== RECORDS TO PROCESS ==
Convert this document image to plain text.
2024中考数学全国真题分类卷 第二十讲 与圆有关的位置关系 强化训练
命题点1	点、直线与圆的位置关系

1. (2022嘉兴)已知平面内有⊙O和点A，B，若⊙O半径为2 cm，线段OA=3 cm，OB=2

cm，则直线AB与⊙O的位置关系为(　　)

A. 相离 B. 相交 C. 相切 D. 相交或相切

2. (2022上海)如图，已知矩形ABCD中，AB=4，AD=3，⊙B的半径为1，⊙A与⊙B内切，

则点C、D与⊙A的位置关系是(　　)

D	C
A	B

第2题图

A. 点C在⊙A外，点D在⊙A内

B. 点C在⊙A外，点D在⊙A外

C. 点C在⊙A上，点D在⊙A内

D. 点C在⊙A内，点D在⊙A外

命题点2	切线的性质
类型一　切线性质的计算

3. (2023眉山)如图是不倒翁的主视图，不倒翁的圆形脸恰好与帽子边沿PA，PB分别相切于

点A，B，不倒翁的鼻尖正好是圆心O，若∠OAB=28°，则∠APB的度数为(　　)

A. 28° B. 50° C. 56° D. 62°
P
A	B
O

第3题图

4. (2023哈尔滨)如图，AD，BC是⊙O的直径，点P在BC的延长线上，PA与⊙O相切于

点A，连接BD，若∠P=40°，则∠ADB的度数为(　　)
...
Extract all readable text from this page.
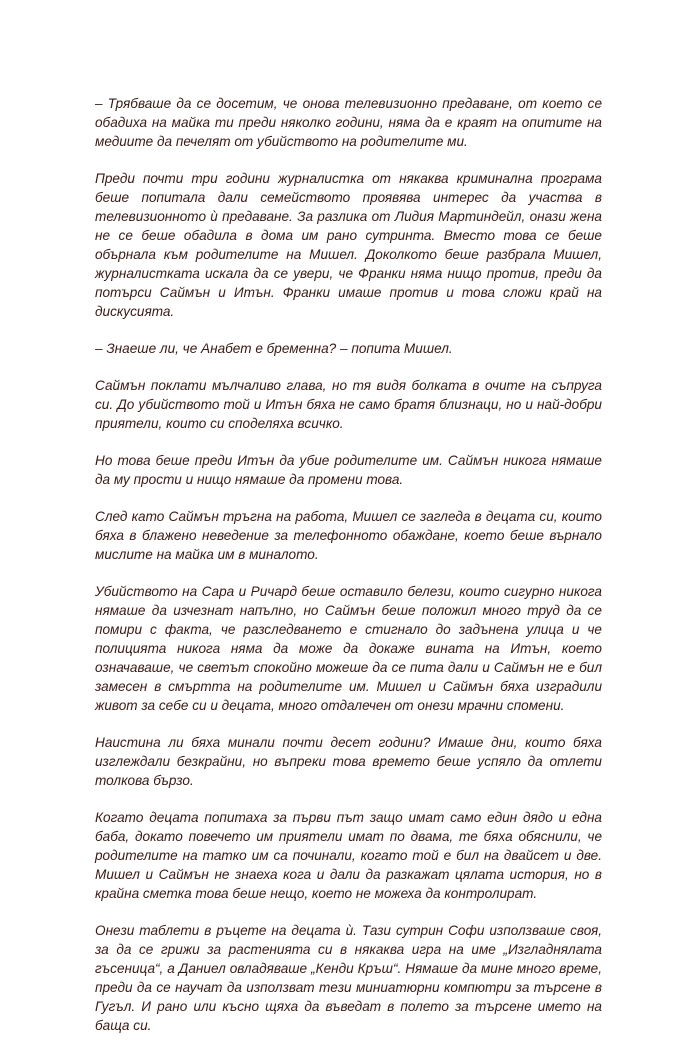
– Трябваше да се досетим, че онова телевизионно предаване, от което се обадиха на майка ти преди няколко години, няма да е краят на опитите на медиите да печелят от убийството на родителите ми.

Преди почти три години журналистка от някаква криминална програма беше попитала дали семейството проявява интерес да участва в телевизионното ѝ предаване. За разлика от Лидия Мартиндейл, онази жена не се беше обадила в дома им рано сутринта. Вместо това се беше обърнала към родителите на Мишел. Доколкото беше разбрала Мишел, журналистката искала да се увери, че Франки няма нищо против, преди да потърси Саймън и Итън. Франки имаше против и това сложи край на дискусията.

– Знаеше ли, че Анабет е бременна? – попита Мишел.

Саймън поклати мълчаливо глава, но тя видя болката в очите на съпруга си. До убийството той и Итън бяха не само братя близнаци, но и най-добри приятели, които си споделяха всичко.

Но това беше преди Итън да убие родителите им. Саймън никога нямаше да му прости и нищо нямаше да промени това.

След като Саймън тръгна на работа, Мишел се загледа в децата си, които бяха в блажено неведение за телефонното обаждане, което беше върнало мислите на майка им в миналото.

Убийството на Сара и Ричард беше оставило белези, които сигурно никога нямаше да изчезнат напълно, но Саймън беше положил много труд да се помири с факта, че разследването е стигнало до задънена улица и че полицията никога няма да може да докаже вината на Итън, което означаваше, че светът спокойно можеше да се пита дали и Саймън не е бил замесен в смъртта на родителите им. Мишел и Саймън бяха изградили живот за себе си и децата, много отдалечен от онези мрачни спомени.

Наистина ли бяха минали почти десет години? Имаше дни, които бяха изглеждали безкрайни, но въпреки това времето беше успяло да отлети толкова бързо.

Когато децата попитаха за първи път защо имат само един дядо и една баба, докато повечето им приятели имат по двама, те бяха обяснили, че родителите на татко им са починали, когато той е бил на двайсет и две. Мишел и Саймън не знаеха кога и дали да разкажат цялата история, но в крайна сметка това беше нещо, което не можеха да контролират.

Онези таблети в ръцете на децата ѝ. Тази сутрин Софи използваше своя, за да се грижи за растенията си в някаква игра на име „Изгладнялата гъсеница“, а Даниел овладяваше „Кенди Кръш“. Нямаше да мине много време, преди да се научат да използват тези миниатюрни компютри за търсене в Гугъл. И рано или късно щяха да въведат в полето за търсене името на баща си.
* * *
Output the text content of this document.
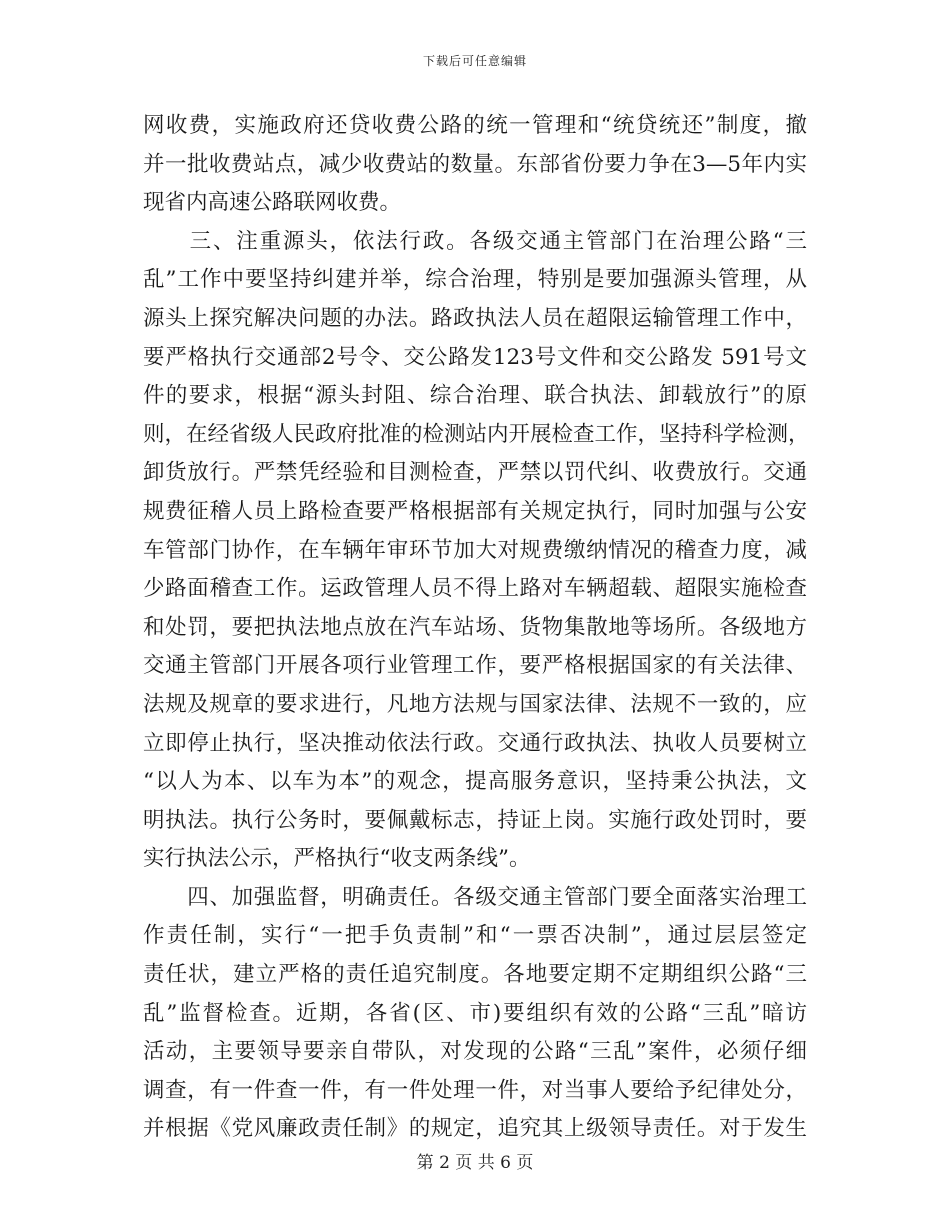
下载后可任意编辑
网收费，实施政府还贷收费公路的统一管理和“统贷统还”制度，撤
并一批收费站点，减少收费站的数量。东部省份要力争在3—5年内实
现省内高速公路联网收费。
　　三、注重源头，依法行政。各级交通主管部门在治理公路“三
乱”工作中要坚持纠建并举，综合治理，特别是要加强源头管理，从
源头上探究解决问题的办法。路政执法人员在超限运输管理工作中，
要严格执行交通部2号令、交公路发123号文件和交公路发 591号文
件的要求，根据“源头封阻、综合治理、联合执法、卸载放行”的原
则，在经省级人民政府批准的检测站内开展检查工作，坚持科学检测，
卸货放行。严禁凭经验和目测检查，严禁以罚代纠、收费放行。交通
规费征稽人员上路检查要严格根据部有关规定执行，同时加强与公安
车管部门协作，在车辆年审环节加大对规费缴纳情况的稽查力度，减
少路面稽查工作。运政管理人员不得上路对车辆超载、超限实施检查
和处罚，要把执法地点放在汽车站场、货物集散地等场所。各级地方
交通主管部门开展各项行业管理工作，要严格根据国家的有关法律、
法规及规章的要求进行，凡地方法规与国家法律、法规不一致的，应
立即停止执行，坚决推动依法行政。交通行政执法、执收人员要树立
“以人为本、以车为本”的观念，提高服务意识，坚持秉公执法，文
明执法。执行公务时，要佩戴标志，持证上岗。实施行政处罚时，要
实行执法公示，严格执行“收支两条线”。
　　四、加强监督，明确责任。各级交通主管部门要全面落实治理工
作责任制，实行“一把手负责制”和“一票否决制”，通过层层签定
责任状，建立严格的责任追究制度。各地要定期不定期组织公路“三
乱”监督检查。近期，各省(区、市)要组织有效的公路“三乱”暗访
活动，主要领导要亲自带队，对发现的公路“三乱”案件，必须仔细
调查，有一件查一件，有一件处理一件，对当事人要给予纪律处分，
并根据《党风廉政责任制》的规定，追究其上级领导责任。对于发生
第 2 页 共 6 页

== EXERCISE DIRECTIONS ==
Find the word "综合治理" in the entries, and copy every line it shows up in.

== EXERCISE ANSWER ==
乱”工作中要坚持纠建并举，综合治理，特别是要加强源头管理，从
件的要求，根据“源头封阻、综合治理、联合执法、卸载放行”的原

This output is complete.